_Requirements_.
Your task is to repeat all of the material exactly.

_Records provided_.
┄┄┄┄┄┄┄┄┄┄┄┄┄┄┄┄┄┄┄┄
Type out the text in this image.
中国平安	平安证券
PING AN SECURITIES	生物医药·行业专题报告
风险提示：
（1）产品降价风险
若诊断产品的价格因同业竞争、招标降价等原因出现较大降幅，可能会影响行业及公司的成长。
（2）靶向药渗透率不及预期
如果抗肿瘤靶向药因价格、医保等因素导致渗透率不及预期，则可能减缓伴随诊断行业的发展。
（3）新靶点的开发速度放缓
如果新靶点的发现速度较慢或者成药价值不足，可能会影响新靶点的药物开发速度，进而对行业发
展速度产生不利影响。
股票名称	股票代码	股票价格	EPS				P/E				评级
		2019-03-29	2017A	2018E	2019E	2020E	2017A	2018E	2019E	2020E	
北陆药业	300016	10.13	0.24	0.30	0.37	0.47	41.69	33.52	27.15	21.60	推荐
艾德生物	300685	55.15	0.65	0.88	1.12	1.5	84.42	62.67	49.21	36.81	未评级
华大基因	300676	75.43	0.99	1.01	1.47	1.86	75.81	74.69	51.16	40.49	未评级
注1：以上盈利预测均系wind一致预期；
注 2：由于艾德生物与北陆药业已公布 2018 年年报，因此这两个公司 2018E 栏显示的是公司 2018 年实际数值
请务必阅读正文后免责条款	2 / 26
┄┄┄┄┄┄┄┄┄┄┄┄┄┄┄┄┄┄┄┄
_Expected answer_.
Type out the text in this image.
中国平安	平安证券
PING AN SECURITIES	生物医药·行业专题报告
风险提示：
（1）产品降价风险
若诊断产品的价格因同业竞争、招标降价等原因出现较大降幅，可能会影响行业及公司的成长。
（2）靶向药渗透率不及预期
如果抗肿瘤靶向药因价格、医保等因素导致渗透率不及预期，则可能减缓伴随诊断行业的发展。
（3）新靶点的开发速度放缓
如果新靶点的发现速度较慢或者成药价值不足，可能会影响新靶点的药物开发速度，进而对行业发
展速度产生不利影响。
股票名称	股票代码	股票价格	EPS				P/E				评级
		2019-03-29	2017A	2018E	2019E	2020E	2017A	2018E	2019E	2020E	
北陆药业	300016	10.13	0.24	0.30	0.37	0.47	41.69	33.52	27.15	21.60	推荐
艾德生物	300685	55.15	0.65	0.88	1.12	1.5	84.42	62.67	49.21	36.81	未评级
华大基因	300676	75.43	0.99	1.01	1.47	1.86	75.81	74.69	51.16	40.49	未评级
注1：以上盈利预测均系wind一致预期；
注 2：由于艾德生物与北陆药业已公布 2018 年年报，因此这两个公司 2018E 栏显示的是公司 2018 年实际数值
请务必阅读正文后免责条款	2 / 26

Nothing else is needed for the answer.